— REQUIRED WORK —
Extract the records in full, leaving every picture out.

==*==

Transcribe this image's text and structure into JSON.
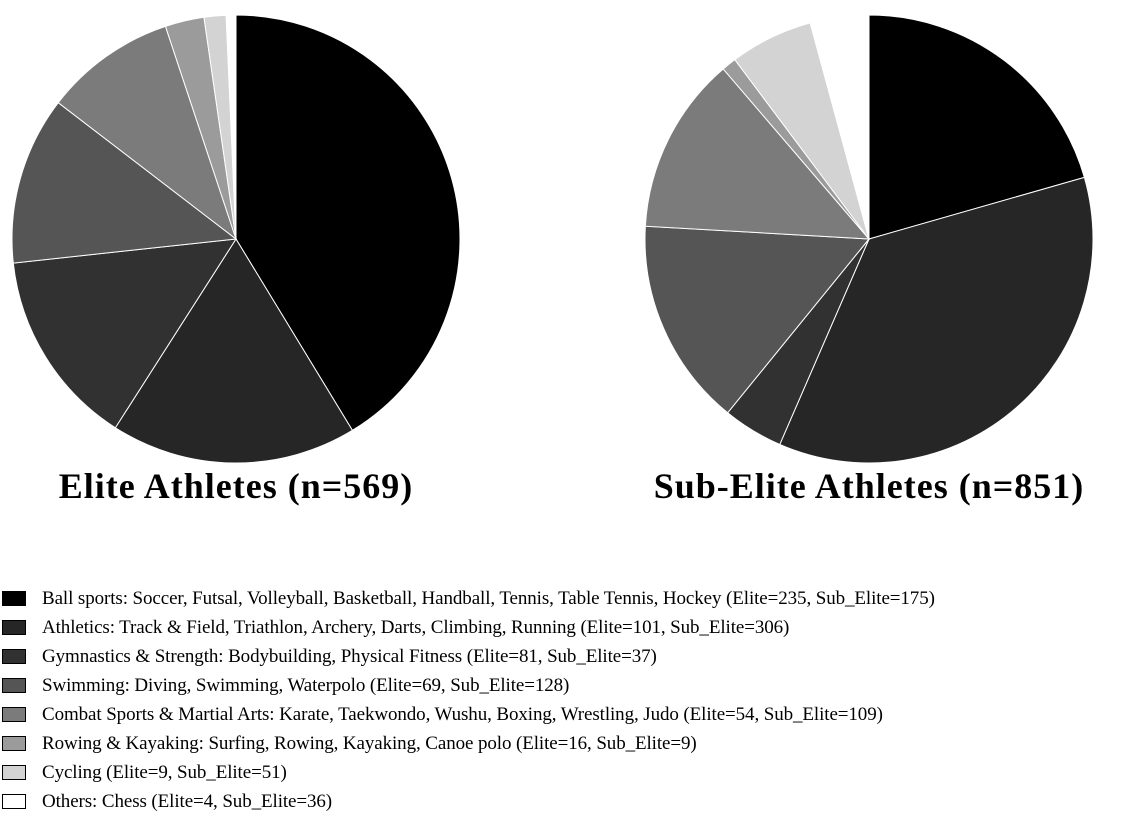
{
  "chart_data": {
    "type": "pie",
    "categories": [
      "Ball sports: Soccer, Futsal, Volleyball, Basketball, Handball, Tennis, Table Tennis, Hockey (Elite=235, Sub_Elite=175)",
      "Athletics: Track & Field, Triathlon, Archery, Darts, Climbing, Running (Elite=101, Sub_Elite=306)",
      "Gymnastics  & Strength: Bodybuilding, Physical Fitness (Elite=81, Sub_Elite=37)",
      "Swimming: Diving, Swimming,  Waterpolo (Elite=69, Sub_Elite=128)",
      "Combat Sports &  Martial Arts: Karate, Taekwondo, Wushu, Boxing, Wrestling, Judo (Elite=54, Sub_Elite=109)",
      "Rowing & Kayaking: Surfing, Rowing, Kayaking, Canoe polo (Elite=16, Sub_Elite=9)",
      "Cycling (Elite=9, Sub_Elite=51)",
      "Others: Chess (Elite=4, Sub_Elite=36)"
    ],
    "colors": [
      "#000000",
      "#262626",
      "#313131",
      "#555555",
      "#7b7b7b",
      "#9b9b9b",
      "#d3d3d3",
      "#ffffff"
    ],
    "pies": [
      {
        "title": "Elite Athletes (n=569)",
        "values": [
          235,
          101,
          81,
          69,
          54,
          16,
          9,
          4
        ]
      },
      {
        "title": "Sub-Elite Athletes (n=851)",
        "values": [
          175,
          306,
          37,
          128,
          109,
          9,
          51,
          36
        ]
      }
    ],
    "legend_position": "bottom-left"
  }
}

==*==

— FINAL RESULT —
Transcribe this image's text and structure into JSON.
{
  "chart_data": {
    "type": "pie",
    "categories": [
      "Ball sports: Soccer, Futsal, Volleyball, Basketball, Handball, Tennis, Table Tennis, Hockey (Elite=235, Sub_Elite=175)",
      "Athletics: Track & Field, Triathlon, Archery, Darts, Climbing, Running (Elite=101, Sub_Elite=306)",
      "Gymnastics  & Strength: Bodybuilding, Physical Fitness (Elite=81, Sub_Elite=37)",
      "Swimming: Diving, Swimming,  Waterpolo (Elite=69, Sub_Elite=128)",
      "Combat Sports &  Martial Arts: Karate, Taekwondo, Wushu, Boxing, Wrestling, Judo (Elite=54, Sub_Elite=109)",
      "Rowing & Kayaking: Surfing, Rowing, Kayaking, Canoe polo (Elite=16, Sub_Elite=9)",
      "Cycling (Elite=9, Sub_Elite=51)",
      "Others: Chess (Elite=4, Sub_Elite=36)"
    ],
    "colors": [
      "#000000",
      "#262626",
      "#313131",
      "#555555",
      "#7b7b7b",
      "#9b9b9b",
      "#d3d3d3",
      "#ffffff"
    ],
    "pies": [
      {
        "title": "Elite Athletes (n=569)",
        "values": [
          235,
          101,
          81,
          69,
          54,
          16,
          9,
          4
        ]
      },
      {
        "title": "Sub-Elite Athletes (n=851)",
        "values": [
          175,
          306,
          37,
          128,
          109,
          9,
          51,
          36
        ]
      }
    ],
    "legend_position": "bottom-left"
  }
}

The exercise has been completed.